Extract the part of the passage on GSA's remote identity proofing study that begins with "Remote (i.e., not" and continues through "some demographic groups.", copying it word for word.

Quoted passage:

=====

Ensuring that government websites and technology are secure and can be fairly accessed by all communities is critical in our increasingly digital world. The U.S. General Services Administration (GSA) is at the forefront of many efforts focused on improving digital security and accessibility and modernizing how government services are delivered to the American people.

As part of this commitment, GSA continually works to reduce algorithmic bias across its portfolio of Technology Transformation Service products. This is particularly crucial for technologies that the American public, including underserved communities, may use to prove their identity when accessing eligible government services and benefits.

Right now, GSA is conducting a study to better understand the current state of remote identity proofing for the public.

Understanding the Purpose

Identity proofing is the process of verifying who an individual says they are. Government agencies, financial institutions, and other organizations often require some type of “proofing” before granting someone access to services. This process typically involves submitting personal identification documents such as a driver’s license, passport, or Social Security Number. Traditionally, hard copies of these documents are examined physically by a human (i.e., in person) to confirm their authenticity.

Remote (i.e., not in person) identity proofing uses modern technology, like facial matching, to streamline this process. GSA’s Equity Study on Remote Identity Proofing explores whether and to what extent remote identity proofing — which the American public increasingly expects and uses — could create unforeseen barriers to accessing government services and benefits for some demographic groups.

=====

Records excerpted from a collection:
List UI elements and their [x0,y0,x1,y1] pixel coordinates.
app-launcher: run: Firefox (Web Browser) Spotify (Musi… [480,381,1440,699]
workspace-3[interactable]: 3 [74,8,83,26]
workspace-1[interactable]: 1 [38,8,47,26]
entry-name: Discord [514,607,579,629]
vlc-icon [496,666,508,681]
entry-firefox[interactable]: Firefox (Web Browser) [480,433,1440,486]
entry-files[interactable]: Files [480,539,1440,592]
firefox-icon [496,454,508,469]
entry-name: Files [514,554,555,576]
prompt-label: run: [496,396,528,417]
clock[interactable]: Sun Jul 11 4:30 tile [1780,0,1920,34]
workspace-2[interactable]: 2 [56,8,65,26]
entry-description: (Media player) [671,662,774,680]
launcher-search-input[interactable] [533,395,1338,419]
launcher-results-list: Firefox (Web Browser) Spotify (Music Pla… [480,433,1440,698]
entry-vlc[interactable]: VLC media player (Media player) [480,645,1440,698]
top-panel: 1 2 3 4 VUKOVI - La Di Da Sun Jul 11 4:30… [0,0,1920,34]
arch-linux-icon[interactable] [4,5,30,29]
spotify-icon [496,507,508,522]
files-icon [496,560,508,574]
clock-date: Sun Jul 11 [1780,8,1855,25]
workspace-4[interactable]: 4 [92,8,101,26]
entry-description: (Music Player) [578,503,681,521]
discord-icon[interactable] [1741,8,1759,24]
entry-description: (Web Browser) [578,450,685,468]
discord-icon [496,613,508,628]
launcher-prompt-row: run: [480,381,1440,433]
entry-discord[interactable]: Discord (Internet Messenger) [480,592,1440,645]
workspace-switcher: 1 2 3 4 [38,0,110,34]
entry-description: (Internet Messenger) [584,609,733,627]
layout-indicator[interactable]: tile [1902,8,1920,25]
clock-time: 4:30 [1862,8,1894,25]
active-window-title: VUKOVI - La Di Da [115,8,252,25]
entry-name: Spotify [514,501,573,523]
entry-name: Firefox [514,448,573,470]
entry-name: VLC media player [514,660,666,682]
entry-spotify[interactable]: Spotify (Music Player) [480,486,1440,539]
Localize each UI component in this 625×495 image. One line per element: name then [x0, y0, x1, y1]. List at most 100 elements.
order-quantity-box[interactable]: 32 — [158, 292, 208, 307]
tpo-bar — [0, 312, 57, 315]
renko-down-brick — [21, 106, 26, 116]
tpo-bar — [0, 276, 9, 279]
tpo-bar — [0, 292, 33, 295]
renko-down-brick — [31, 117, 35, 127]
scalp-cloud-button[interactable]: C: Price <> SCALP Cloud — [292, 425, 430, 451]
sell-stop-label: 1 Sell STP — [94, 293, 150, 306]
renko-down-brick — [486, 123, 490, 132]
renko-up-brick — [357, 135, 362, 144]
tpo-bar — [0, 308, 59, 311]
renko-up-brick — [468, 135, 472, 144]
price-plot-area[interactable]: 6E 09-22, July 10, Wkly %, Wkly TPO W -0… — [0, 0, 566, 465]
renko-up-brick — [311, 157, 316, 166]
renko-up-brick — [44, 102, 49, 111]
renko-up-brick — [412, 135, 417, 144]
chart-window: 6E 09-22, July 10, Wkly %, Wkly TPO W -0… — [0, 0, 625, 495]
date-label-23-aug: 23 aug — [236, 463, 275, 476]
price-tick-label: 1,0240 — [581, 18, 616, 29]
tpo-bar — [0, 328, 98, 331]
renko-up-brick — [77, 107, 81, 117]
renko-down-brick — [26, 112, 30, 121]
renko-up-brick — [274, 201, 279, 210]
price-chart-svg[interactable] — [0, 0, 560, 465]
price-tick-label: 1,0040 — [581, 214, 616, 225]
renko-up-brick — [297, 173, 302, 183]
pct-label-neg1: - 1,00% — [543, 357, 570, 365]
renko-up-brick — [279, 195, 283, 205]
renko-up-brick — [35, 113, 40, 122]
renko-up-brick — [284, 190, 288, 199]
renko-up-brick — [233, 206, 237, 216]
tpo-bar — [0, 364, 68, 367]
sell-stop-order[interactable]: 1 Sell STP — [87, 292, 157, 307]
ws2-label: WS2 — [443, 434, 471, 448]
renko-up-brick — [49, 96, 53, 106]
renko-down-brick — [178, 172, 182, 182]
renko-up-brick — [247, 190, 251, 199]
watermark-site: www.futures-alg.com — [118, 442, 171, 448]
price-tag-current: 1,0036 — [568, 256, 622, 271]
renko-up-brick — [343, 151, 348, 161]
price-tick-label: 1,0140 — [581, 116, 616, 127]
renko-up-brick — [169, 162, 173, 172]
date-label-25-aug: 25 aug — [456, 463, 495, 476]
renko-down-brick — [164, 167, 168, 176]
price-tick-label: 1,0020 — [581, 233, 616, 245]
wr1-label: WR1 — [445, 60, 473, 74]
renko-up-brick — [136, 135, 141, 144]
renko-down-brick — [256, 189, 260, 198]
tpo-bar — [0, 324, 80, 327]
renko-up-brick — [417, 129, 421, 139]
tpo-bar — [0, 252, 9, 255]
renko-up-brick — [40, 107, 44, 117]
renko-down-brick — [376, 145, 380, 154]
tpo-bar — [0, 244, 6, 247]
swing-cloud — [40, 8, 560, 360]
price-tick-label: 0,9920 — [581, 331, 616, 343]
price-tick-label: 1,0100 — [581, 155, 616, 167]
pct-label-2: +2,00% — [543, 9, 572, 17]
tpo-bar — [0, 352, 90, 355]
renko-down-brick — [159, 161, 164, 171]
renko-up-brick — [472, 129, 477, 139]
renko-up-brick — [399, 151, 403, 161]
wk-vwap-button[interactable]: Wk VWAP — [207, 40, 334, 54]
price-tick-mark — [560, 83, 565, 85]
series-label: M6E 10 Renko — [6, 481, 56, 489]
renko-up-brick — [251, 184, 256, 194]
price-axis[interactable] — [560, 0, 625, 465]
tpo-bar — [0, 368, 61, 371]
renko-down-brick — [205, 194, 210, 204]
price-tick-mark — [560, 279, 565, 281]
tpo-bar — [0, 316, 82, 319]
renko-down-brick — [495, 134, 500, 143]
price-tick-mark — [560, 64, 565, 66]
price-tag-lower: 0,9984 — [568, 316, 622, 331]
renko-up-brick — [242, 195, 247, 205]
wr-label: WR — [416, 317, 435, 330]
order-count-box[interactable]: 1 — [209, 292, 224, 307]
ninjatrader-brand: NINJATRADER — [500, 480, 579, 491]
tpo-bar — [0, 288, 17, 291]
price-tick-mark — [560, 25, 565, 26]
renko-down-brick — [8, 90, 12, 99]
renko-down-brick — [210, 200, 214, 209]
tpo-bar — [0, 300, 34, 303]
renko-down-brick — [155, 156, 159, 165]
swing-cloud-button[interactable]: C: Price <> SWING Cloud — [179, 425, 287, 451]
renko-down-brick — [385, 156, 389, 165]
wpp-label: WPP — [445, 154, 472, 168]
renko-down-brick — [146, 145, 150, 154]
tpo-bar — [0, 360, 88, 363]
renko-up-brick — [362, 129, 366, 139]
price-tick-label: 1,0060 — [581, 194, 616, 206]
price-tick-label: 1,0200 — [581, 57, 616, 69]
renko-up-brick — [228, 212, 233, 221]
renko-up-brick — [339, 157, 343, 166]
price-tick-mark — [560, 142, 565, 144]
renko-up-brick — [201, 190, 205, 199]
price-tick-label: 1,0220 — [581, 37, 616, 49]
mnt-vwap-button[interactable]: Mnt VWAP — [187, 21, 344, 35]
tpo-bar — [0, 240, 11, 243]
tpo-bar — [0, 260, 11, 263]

=====

Finished exercise:
Remote (i.e., not in person) identity proofing uses modern technology, like facial matching, to streamline this process. GSA’s Equity Study on Remote Identity Proofing explores whether and to what extent remote identity proofing — which the American public increasingly expects and uses — could create unforeseen barriers to accessing government services and benefits for some demographic groups.